What you have to do: Pictures aside, quote the whole listing exactly.
★ ★ ★ ★
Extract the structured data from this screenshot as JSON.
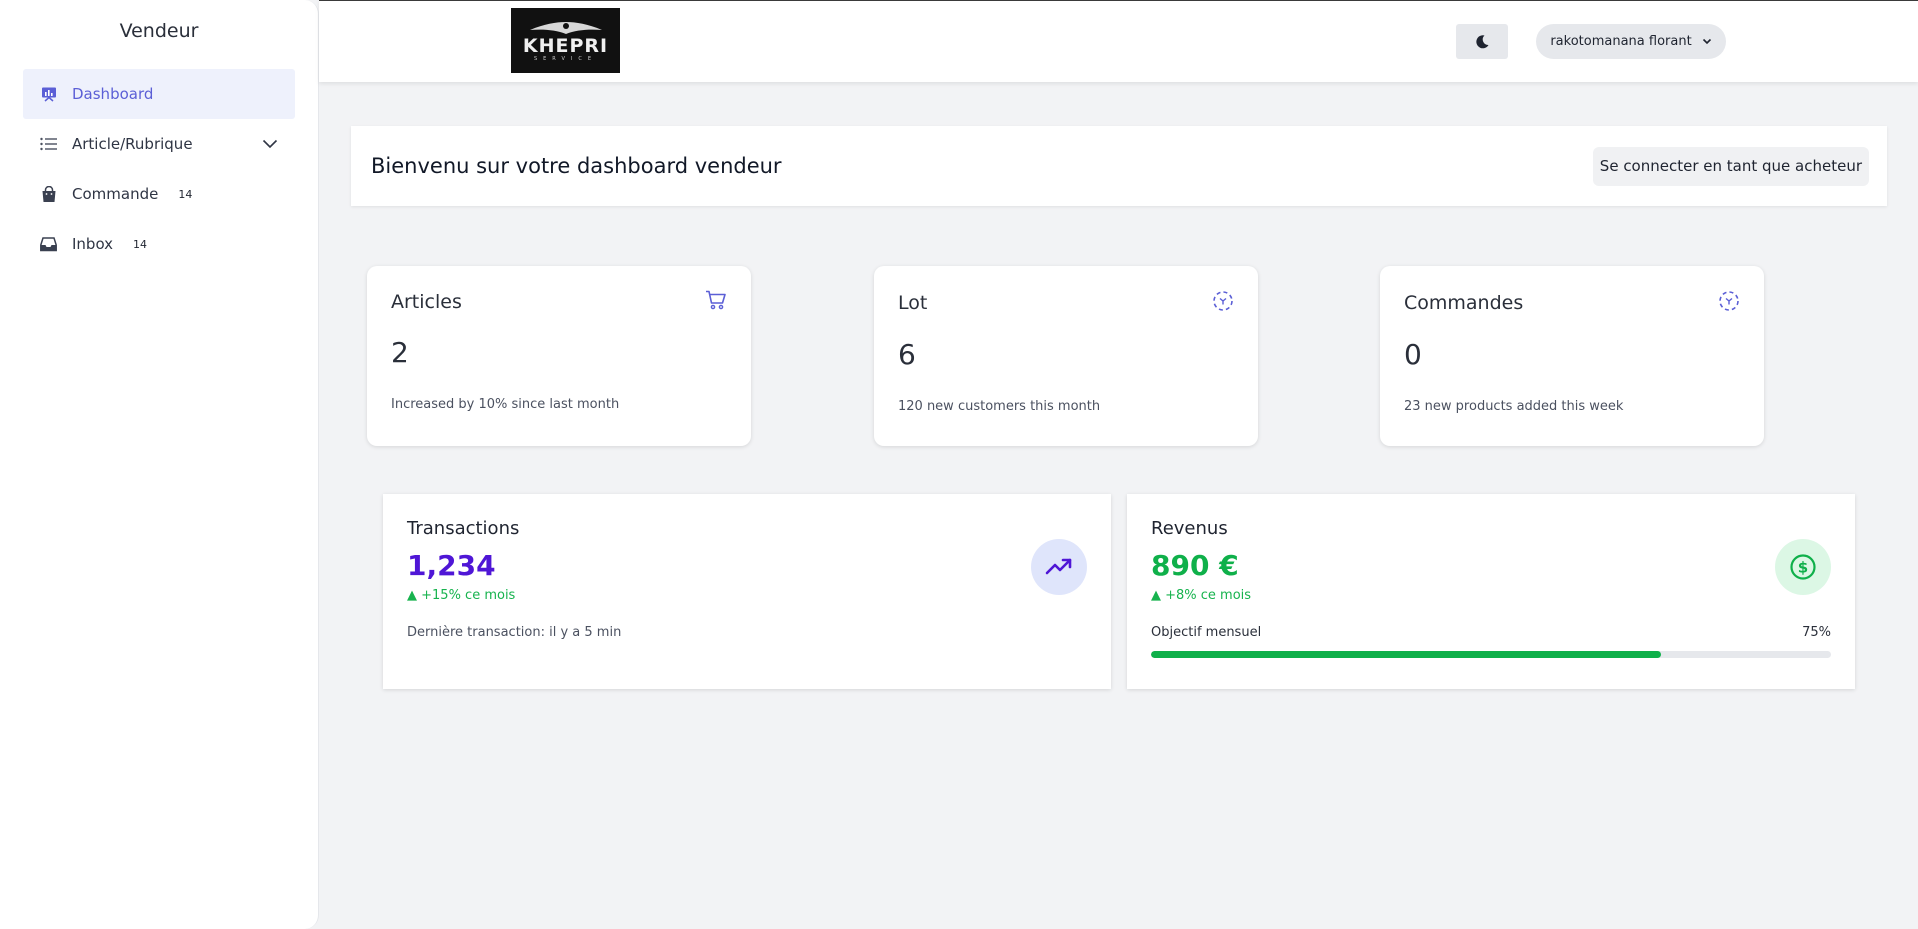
{
  "sidebar": {
    "title": "Vendeur",
    "items": [
      {
        "label": "Dashboard",
        "badge": "",
        "icon": "chart-presentation-icon"
      },
      {
        "label": "Article/Rubrique",
        "badge": "",
        "icon": "list-icon"
      },
      {
        "label": "Commande",
        "badge": "14",
        "icon": "shopping-bag-icon"
      },
      {
        "label": "Inbox",
        "badge": "14",
        "icon": "inbox-icon"
      }
    ]
  },
  "header": {
    "logo_text": "KHEPRI",
    "logo_sub": "SERVICE",
    "user_name": "rakotomanana florant"
  },
  "welcome": {
    "title": "Bienvenu sur votre dashboard vendeur",
    "buyer_button": "Se connecter en tant que acheteur"
  },
  "stats": [
    {
      "label": "Articles",
      "value": "2",
      "note": "Increased by 10% since last month"
    },
    {
      "label": "Lot",
      "value": "6",
      "note": "120 new customers this month"
    },
    {
      "label": "Commandes",
      "value": "0",
      "note": "23 new products added this week"
    }
  ],
  "transactions": {
    "label": "Transactions",
    "value": "1,234",
    "change": "▲ +15% ce mois",
    "footer": "Dernière transaction: il y a 5 min"
  },
  "revenus": {
    "label": "Revenus",
    "value": "890 €",
    "change": "▲ +8% ce mois",
    "objective_label": "Objectif mensuel",
    "objective_percent": "75%",
    "objective_fraction": 0.75
  },
  "colors": {
    "accent": "#5b5fd6",
    "transactions_value": "#4f16d6",
    "revenus_green": "#0fb04a",
    "change_green": "#17b34e"
  }
}
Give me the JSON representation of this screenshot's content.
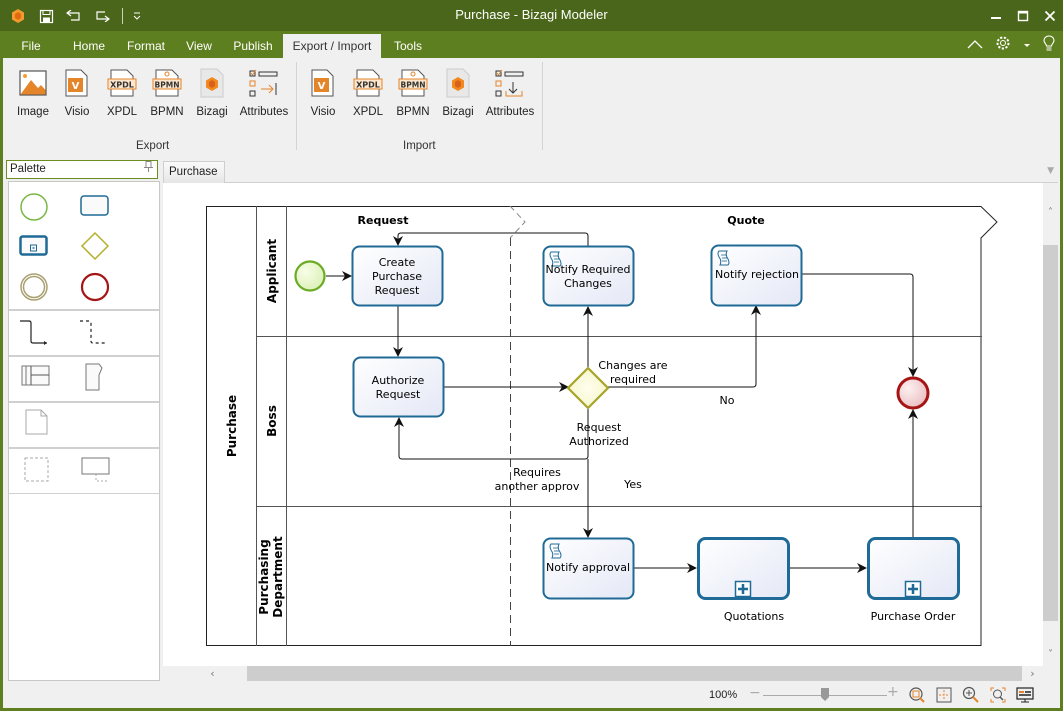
{
  "window": {
    "title": "Purchase - Bizagi Modeler",
    "minimize": "minimize",
    "maximize": "maximize",
    "close": "close"
  },
  "quick_access": {
    "icons": [
      "bizagi-logo-icon",
      "save-icon",
      "undo-icon",
      "redo-icon",
      "customize-dropdown-icon"
    ]
  },
  "menu": {
    "tabs": [
      {
        "label": "File"
      },
      {
        "label": "Home"
      },
      {
        "label": "Format"
      },
      {
        "label": "View"
      },
      {
        "label": "Publish"
      },
      {
        "label": "Export / Import",
        "active": true
      },
      {
        "label": "Tools"
      }
    ],
    "right_icons": [
      "collapse-ribbon-icon",
      "settings-gear-icon",
      "dropdown-icon",
      "lightbulb-icon"
    ]
  },
  "ribbon": {
    "export": {
      "label": "Export",
      "buttons": [
        {
          "label": "Image"
        },
        {
          "label": "Visio"
        },
        {
          "label": "XPDL"
        },
        {
          "label": "BPMN"
        },
        {
          "label": "Bizagi"
        },
        {
          "label": "Attributes"
        }
      ]
    },
    "import": {
      "label": "Import",
      "buttons": [
        {
          "label": "Visio"
        },
        {
          "label": "XPDL"
        },
        {
          "label": "BPMN"
        },
        {
          "label": "Bizagi"
        },
        {
          "label": "Attributes"
        }
      ]
    },
    "icon_text": {
      "xpdl": "XPDL",
      "bpmn": "BPMN",
      "visio": "V"
    }
  },
  "palette": {
    "title": "Palette",
    "pin": "⍑",
    "items": [
      "start-event",
      "task",
      "sub-process",
      "gateway",
      "intermediate-event",
      "end-event",
      "sequence-flow",
      "association",
      "pool",
      "lane",
      "data-object",
      "group",
      "annotation"
    ]
  },
  "document": {
    "tab": "Purchase",
    "dropdown": "▼"
  },
  "diagram": {
    "pool": "Purchase",
    "lanes": [
      "Applicant",
      "Boss",
      "Purchasing Department"
    ],
    "phases": [
      "Request",
      "Quote"
    ],
    "tasks": {
      "create": [
        "Create",
        "Purchase",
        "Request"
      ],
      "authorize": [
        "Authorize",
        "Request"
      ],
      "notify_changes": [
        "Notify Required",
        "Changes"
      ],
      "notify_rejection": "Notify rejection",
      "notify_approval": "Notify approval",
      "quotations": "Quotations",
      "purchase_order": "Purchase Order"
    },
    "labels": {
      "changes_required": [
        "Changes are",
        "required"
      ],
      "request_authorized": [
        "Request",
        "Authorized"
      ],
      "requires_another": [
        "Requires",
        "another approv"
      ],
      "no": "No",
      "yes": "Yes"
    },
    "colors": {
      "task_stroke": "#1f6a96",
      "task_fill": "#eef2fb",
      "start_stroke": "#6aab23",
      "end_stroke": "#a51515",
      "gateway_stroke": "#a6a52a"
    }
  },
  "scroll": {
    "up": "˄",
    "down": "˅",
    "left": "‹",
    "right": "›"
  },
  "status": {
    "zoom": "100%",
    "zoom_minus": "−",
    "zoom_plus": "+",
    "zoom_fraction": 0.5,
    "icons": [
      "zoom-fit-icon",
      "center-icon",
      "zoom-in-icon",
      "zoom-area-icon",
      "presentation-icon"
    ]
  }
}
★ ★ ★ ★
Response to this task:
Extract the structured data from this screenshot as JSON.
{
  "sidebar": {
    "title": "Vendeur",
    "items": [
      {
        "label": "Dashboard",
        "badge": "",
        "icon": "chart-presentation-icon"
      },
      {
        "label": "Article/Rubrique",
        "badge": "",
        "icon": "list-icon"
      },
      {
        "label": "Commande",
        "badge": "14",
        "icon": "shopping-bag-icon"
      },
      {
        "label": "Inbox",
        "badge": "14",
        "icon": "inbox-icon"
      }
    ]
  },
  "header": {
    "logo_text": "KHEPRI",
    "logo_sub": "SERVICE",
    "user_name": "rakotomanana florant"
  },
  "welcome": {
    "title": "Bienvenu sur votre dashboard vendeur",
    "buyer_button": "Se connecter en tant que acheteur"
  },
  "stats": [
    {
      "label": "Articles",
      "value": "2",
      "note": "Increased by 10% since last month"
    },
    {
      "label": "Lot",
      "value": "6",
      "note": "120 new customers this month"
    },
    {
      "label": "Commandes",
      "value": "0",
      "note": "23 new products added this week"
    }
  ],
  "transactions": {
    "label": "Transactions",
    "value": "1,234",
    "change": "▲ +15% ce mois",
    "footer": "Dernière transaction: il y a 5 min"
  },
  "revenus": {
    "label": "Revenus",
    "value": "890 €",
    "change": "▲ +8% ce mois",
    "objective_label": "Objectif mensuel",
    "objective_percent": "75%",
    "objective_fraction": 0.75
  },
  "colors": {
    "accent": "#5b5fd6",
    "transactions_value": "#4f16d6",
    "revenus_green": "#0fb04a",
    "change_green": "#17b34e"
  }
}
Give me the JSON representation of this screenshot's content.
{
  "window": {
    "title": "Purchase - Bizagi Modeler",
    "minimize": "minimize",
    "maximize": "maximize",
    "close": "close"
  },
  "quick_access": {
    "icons": [
      "bizagi-logo-icon",
      "save-icon",
      "undo-icon",
      "redo-icon",
      "customize-dropdown-icon"
    ]
  },
  "menu": {
    "tabs": [
      {
        "label": "File"
      },
      {
        "label": "Home"
      },
      {
        "label": "Format"
      },
      {
        "label": "View"
      },
      {
        "label": "Publish"
      },
      {
        "label": "Export / Import",
        "active": true
      },
      {
        "label": "Tools"
      }
    ],
    "right_icons": [
      "collapse-ribbon-icon",
      "settings-gear-icon",
      "dropdown-icon",
      "lightbulb-icon"
    ]
  },
  "ribbon": {
    "export": {
      "label": "Export",
      "buttons": [
        {
          "label": "Image"
        },
        {
          "label": "Visio"
        },
        {
          "label": "XPDL"
        },
        {
          "label": "BPMN"
        },
        {
          "label": "Bizagi"
        },
        {
          "label": "Attributes"
        }
      ]
    },
    "import": {
      "label": "Import",
      "buttons": [
        {
          "label": "Visio"
        },
        {
          "label": "XPDL"
        },
        {
          "label": "BPMN"
        },
        {
          "label": "Bizagi"
        },
        {
          "label": "Attributes"
        }
      ]
    },
    "icon_text": {
      "xpdl": "XPDL",
      "bpmn": "BPMN",
      "visio": "V"
    }
  },
  "palette": {
    "title": "Palette",
    "pin": "⍑",
    "items": [
      "start-event",
      "task",
      "sub-process",
      "gateway",
      "intermediate-event",
      "end-event",
      "sequence-flow",
      "association",
      "pool",
      "lane",
      "data-object",
      "group",
      "annotation"
    ]
  },
  "document": {
    "tab": "Purchase",
    "dropdown": "▼"
  },
  "diagram": {
    "pool": "Purchase",
    "lanes": [
      "Applicant",
      "Boss",
      "Purchasing Department"
    ],
    "phases": [
      "Request",
      "Quote"
    ],
    "tasks": {
      "create": [
        "Create",
        "Purchase",
        "Request"
      ],
      "authorize": [
        "Authorize",
        "Request"
      ],
      "notify_changes": [
        "Notify Required",
        "Changes"
      ],
      "notify_rejection": "Notify rejection",
      "notify_approval": "Notify approval",
      "quotations": "Quotations",
      "purchase_order": "Purchase Order"
    },
    "labels": {
      "changes_required": [
        "Changes are",
        "required"
      ],
      "request_authorized": [
        "Request",
        "Authorized"
      ],
      "requires_another": [
        "Requires",
        "another approv"
      ],
      "no": "No",
      "yes": "Yes"
    },
    "colors": {
      "task_stroke": "#1f6a96",
      "task_fill": "#eef2fb",
      "start_stroke": "#6aab23",
      "end_stroke": "#a51515",
      "gateway_stroke": "#a6a52a"
    }
  },
  "scroll": {
    "up": "˄",
    "down": "˅",
    "left": "‹",
    "right": "›"
  },
  "status": {
    "zoom": "100%",
    "zoom_minus": "−",
    "zoom_plus": "+",
    "zoom_fraction": 0.5,
    "icons": [
      "zoom-fit-icon",
      "center-icon",
      "zoom-in-icon",
      "zoom-area-icon",
      "presentation-icon"
    ]
  }
}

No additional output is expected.